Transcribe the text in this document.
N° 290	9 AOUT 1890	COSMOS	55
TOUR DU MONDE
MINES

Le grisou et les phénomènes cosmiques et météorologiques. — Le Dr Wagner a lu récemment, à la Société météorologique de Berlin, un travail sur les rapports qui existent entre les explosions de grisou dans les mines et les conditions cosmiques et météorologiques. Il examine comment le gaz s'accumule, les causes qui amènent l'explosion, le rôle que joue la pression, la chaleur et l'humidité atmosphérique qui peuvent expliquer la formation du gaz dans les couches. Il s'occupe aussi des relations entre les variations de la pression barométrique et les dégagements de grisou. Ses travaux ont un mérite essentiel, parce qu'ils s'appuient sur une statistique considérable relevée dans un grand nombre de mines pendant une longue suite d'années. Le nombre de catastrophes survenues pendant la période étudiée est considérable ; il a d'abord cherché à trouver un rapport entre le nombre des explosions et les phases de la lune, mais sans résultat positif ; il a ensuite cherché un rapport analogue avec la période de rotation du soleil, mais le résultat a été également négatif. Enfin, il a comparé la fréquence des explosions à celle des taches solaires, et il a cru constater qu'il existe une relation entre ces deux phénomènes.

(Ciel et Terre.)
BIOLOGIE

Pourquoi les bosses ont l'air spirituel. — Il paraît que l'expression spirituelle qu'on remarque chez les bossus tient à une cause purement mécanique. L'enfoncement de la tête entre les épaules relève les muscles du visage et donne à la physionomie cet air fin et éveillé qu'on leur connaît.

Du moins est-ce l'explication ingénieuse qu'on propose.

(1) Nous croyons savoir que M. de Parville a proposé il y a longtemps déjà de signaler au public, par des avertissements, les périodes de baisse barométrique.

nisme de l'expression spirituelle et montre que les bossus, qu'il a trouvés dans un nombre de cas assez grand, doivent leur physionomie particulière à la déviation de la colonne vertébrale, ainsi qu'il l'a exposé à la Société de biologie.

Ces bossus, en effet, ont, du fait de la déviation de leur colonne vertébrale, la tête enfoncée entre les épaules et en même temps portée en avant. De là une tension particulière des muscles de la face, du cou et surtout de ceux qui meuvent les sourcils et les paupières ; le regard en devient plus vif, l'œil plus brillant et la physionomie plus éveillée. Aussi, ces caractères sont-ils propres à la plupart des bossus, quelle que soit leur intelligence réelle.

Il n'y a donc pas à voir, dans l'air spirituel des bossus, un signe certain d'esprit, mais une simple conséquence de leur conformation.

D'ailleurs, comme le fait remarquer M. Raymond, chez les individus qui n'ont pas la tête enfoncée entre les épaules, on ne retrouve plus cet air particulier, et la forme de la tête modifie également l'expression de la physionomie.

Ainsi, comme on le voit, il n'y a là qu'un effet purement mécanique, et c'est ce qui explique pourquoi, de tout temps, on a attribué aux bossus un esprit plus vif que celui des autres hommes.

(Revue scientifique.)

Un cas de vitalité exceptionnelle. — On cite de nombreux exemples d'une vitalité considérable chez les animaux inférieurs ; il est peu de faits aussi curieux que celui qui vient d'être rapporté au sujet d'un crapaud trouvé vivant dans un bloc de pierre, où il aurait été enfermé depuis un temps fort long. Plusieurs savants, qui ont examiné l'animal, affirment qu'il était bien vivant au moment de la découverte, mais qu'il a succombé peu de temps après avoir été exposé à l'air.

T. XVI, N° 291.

*EXERCISE DIRECTIONS:* Set down all of the entries exactly, please.

*FINISHED EXERCISE:*
Transcribe the text in this document.
N° 290	9 AOUT 1890	COSMOS	55
TOUR DU MONDE
MINES

Le grisou et les phénomènes cosmiques et météorologiques. — Le Dr Wagner a lu récemment, à la Société météorologique de Berlin, un travail sur les rapports qui existent entre les explosions de grisou dans les mines et les conditions cosmiques et météorologiques. Il examine comment le gaz s'accumule, les causes qui amènent l'explosion, le rôle que joue la pression, la chaleur et l'humidité atmosphérique qui peuvent expliquer la formation du gaz dans les couches. Il s'occupe aussi des relations entre les variations de la pression barométrique et les dégagements de grisou. Ses travaux ont un mérite essentiel, parce qu'ils s'appuient sur une statistique considérable relevée dans un grand nombre de mines pendant une longue suite d'années. Le nombre de catastrophes survenues pendant la période étudiée est considérable ; il a d'abord cherché à trouver un rapport entre le nombre des explosions et les phases de la lune, mais sans résultat positif ; il a ensuite cherché un rapport analogue avec la période de rotation du soleil, mais le résultat a été également négatif. Enfin, il a comparé la fréquence des explosions à celle des taches solaires, et il a cru constater qu'il existe une relation entre ces deux phénomènes.

(Ciel et Terre.)
BIOLOGIE

Pourquoi les bosses ont l'air spirituel. — Il paraît que l'expression spirituelle qu'on remarque chez les bossus tient à une cause purement mécanique. L'enfoncement de la tête entre les épaules relève les muscles du visage et donne à la physionomie cet air fin et éveillé qu'on leur connaît.

Du moins est-ce l'explication ingénieuse qu'on propose.

(1) Nous croyons savoir que M. de Parville a proposé il y a longtemps déjà de signaler au public, par des avertissements, les périodes de baisse barométrique.

nisme de l'expression spirituelle et montre que les bossus, qu'il a trouvés dans un nombre de cas assez grand, doivent leur physionomie particulière à la déviation de la colonne vertébrale, ainsi qu'il l'a exposé à la Société de biologie.

Ces bossus, en effet, ont, du fait de la déviation de leur colonne vertébrale, la tête enfoncée entre les épaules et en même temps portée en avant. De là une tension particulière des muscles de la face, du cou et surtout de ceux qui meuvent les sourcils et les paupières ; le regard en devient plus vif, l'œil plus brillant et la physionomie plus éveillée. Aussi, ces caractères sont-ils propres à la plupart des bossus, quelle que soit leur intelligence réelle.

Il n'y a donc pas à voir, dans l'air spirituel des bossus, un signe certain d'esprit, mais une simple conséquence de leur conformation.

D'ailleurs, comme le fait remarquer M. Raymond, chez les individus qui n'ont pas la tête enfoncée entre les épaules, on ne retrouve plus cet air particulier, et la forme de la tête modifie également l'expression de la physionomie.

Ainsi, comme on le voit, il n'y a là qu'un effet purement mécanique, et c'est ce qui explique pourquoi, de tout temps, on a attribué aux bossus un esprit plus vif que celui des autres hommes.

(Revue scientifique.)

Un cas de vitalité exceptionnelle. — On cite de nombreux exemples d'une vitalité considérable chez les animaux inférieurs ; il est peu de faits aussi curieux que celui qui vient d'être rapporté au sujet d'un crapaud trouvé vivant dans un bloc de pierre, où il aurait été enfermé depuis un temps fort long. Plusieurs savants, qui ont examiné l'animal, affirment qu'il était bien vivant au moment de la découverte, mais qu'il a succombé peu de temps après avoir été exposé à l'air.

T. XVI, N° 291.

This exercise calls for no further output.